## [Working data]
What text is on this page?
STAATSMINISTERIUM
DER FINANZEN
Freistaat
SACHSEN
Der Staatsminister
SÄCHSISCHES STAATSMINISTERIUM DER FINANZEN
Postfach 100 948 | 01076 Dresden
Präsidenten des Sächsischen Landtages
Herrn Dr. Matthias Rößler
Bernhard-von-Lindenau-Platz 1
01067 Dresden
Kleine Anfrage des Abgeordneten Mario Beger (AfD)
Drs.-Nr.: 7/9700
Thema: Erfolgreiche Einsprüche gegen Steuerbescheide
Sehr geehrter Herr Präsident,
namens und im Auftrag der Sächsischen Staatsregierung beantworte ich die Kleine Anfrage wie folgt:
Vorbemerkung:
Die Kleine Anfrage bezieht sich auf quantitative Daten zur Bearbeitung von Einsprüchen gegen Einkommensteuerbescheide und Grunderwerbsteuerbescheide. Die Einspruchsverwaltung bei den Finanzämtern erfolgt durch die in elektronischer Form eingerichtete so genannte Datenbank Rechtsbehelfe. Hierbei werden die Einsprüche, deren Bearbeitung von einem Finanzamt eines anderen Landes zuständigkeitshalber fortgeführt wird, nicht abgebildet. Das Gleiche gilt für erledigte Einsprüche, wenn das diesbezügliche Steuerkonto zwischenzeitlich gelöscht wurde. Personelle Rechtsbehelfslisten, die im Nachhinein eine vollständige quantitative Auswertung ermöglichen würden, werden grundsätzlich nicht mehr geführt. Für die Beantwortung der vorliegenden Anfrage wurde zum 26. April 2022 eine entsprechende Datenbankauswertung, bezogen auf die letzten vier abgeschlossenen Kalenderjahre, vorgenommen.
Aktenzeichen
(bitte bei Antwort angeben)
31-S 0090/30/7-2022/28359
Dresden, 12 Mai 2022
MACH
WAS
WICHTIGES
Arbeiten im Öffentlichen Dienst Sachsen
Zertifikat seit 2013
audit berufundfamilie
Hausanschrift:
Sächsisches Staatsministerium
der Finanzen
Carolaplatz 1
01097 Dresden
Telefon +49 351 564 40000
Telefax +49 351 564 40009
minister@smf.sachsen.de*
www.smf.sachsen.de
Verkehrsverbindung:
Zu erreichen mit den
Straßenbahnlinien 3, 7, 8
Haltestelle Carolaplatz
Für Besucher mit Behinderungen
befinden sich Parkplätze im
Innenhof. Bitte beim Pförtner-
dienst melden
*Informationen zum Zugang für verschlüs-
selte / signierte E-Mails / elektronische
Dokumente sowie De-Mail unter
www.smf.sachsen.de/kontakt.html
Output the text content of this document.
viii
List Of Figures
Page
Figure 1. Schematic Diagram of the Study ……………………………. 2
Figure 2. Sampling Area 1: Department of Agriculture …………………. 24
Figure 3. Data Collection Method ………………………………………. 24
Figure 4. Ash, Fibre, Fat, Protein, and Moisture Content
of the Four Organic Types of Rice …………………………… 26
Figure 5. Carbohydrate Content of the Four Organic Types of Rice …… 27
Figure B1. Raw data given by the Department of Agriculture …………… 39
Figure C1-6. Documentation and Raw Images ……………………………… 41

## [Your goal]
Only the lines from the one containing "Output the text content of this document." through the last line above belong in your answer. Retype them exactly.

## [Answer area]
Output the text content of this document.
viii
List Of Figures
Page
Figure 1. Schematic Diagram of the Study ……………………………. 2
Figure 2. Sampling Area 1: Department of Agriculture …………………. 24
Figure 3. Data Collection Method ………………………………………. 24
Figure 4. Ash, Fibre, Fat, Protein, and Moisture Content
of the Four Organic Types of Rice …………………………… 26
Figure 5. Carbohydrate Content of the Four Organic Types of Rice …… 27
Figure B1. Raw data given by the Department of Agriculture …………… 39
Figure C1-6. Documentation and Raw Images ……………………………… 41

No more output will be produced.